Records
▽

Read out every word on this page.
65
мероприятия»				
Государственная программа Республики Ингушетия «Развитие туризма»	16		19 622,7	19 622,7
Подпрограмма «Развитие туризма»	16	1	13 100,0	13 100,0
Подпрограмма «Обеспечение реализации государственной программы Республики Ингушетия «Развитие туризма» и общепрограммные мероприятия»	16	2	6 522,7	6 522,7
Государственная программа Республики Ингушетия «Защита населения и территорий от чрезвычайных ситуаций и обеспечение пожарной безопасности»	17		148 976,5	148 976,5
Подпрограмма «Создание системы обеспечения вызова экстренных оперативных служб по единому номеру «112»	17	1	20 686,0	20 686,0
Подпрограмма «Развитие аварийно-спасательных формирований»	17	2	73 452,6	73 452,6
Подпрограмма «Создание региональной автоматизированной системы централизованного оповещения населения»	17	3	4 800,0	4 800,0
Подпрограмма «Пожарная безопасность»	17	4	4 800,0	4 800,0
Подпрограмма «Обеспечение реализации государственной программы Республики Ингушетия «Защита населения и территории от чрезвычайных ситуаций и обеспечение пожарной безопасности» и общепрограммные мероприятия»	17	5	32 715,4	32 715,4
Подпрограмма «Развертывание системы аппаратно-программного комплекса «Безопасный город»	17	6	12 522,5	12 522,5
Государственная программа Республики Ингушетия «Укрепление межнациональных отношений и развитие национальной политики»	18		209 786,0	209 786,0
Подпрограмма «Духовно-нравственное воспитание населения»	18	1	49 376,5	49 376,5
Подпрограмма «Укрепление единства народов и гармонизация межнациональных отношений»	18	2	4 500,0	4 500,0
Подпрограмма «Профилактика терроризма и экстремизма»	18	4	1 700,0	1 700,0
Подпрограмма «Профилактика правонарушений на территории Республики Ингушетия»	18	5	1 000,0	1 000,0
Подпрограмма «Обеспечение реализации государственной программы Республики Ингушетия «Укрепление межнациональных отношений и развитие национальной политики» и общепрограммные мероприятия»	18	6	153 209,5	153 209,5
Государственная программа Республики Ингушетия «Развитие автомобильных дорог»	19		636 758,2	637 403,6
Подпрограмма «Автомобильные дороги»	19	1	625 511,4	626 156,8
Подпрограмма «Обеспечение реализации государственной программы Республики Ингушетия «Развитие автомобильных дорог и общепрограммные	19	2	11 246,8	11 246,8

△
▽

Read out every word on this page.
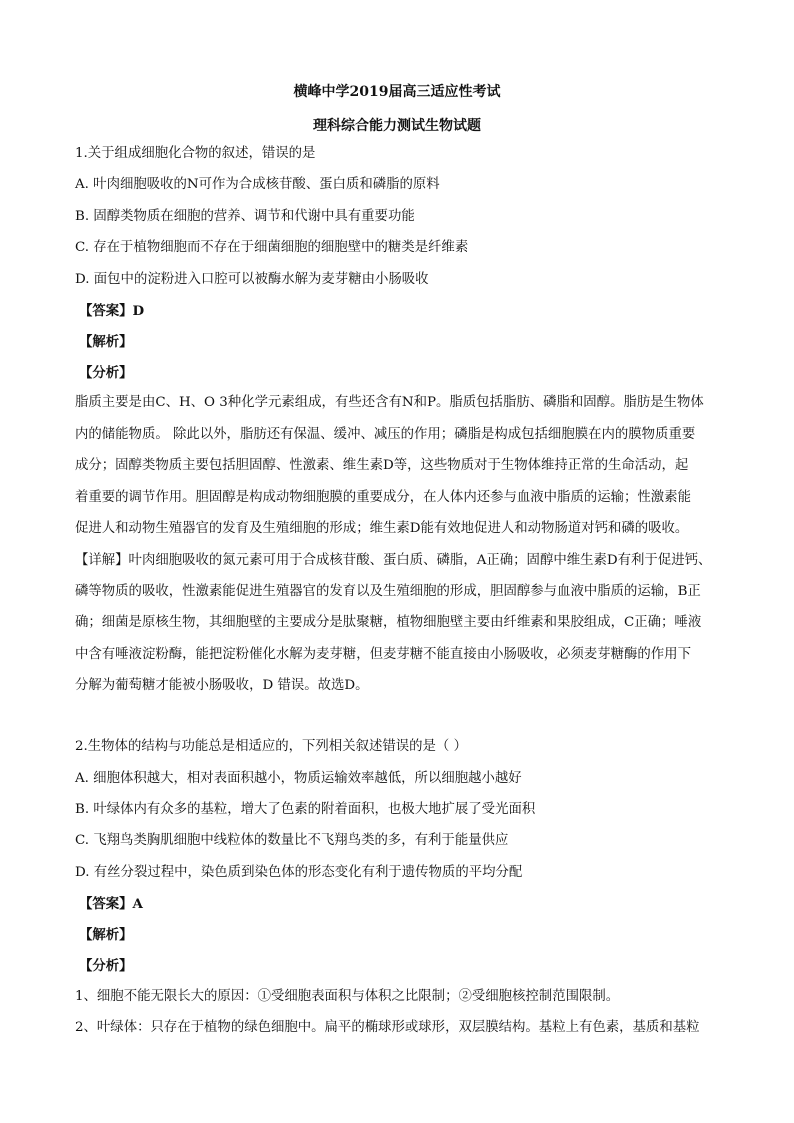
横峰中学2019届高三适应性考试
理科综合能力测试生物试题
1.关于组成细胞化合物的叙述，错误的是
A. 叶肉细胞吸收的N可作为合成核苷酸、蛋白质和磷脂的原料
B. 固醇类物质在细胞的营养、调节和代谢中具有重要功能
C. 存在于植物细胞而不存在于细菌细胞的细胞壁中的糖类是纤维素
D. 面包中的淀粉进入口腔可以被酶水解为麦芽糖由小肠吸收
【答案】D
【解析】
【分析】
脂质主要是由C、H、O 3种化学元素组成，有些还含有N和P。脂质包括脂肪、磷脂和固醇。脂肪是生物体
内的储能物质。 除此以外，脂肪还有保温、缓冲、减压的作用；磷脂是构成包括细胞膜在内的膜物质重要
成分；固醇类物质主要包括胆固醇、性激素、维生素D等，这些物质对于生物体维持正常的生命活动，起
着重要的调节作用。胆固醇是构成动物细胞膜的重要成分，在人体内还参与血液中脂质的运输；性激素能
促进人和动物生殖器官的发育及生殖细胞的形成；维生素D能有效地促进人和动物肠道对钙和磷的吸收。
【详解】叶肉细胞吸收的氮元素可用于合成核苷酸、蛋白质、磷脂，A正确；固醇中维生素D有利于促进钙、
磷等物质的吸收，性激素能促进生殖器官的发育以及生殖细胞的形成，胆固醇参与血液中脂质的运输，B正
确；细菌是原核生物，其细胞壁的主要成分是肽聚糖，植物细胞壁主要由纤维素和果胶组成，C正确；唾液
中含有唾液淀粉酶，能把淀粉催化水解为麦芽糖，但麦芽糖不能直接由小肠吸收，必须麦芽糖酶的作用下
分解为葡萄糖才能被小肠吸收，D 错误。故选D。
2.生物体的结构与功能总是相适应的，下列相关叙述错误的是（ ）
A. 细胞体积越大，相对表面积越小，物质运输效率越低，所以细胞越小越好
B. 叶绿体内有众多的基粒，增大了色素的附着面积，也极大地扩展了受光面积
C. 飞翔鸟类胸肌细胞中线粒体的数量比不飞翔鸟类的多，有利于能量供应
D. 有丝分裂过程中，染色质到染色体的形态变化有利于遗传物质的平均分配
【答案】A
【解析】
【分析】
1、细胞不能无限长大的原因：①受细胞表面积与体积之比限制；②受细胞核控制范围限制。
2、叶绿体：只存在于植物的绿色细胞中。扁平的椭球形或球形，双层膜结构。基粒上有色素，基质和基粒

△
▽

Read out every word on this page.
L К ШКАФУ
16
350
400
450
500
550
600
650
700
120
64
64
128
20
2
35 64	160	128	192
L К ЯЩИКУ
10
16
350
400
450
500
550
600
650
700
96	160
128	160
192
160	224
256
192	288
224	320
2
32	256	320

△

Stated problem: Look through the entries above and report the number of lines that contain "Государственная". Write only the number.

Response to this exercise: 4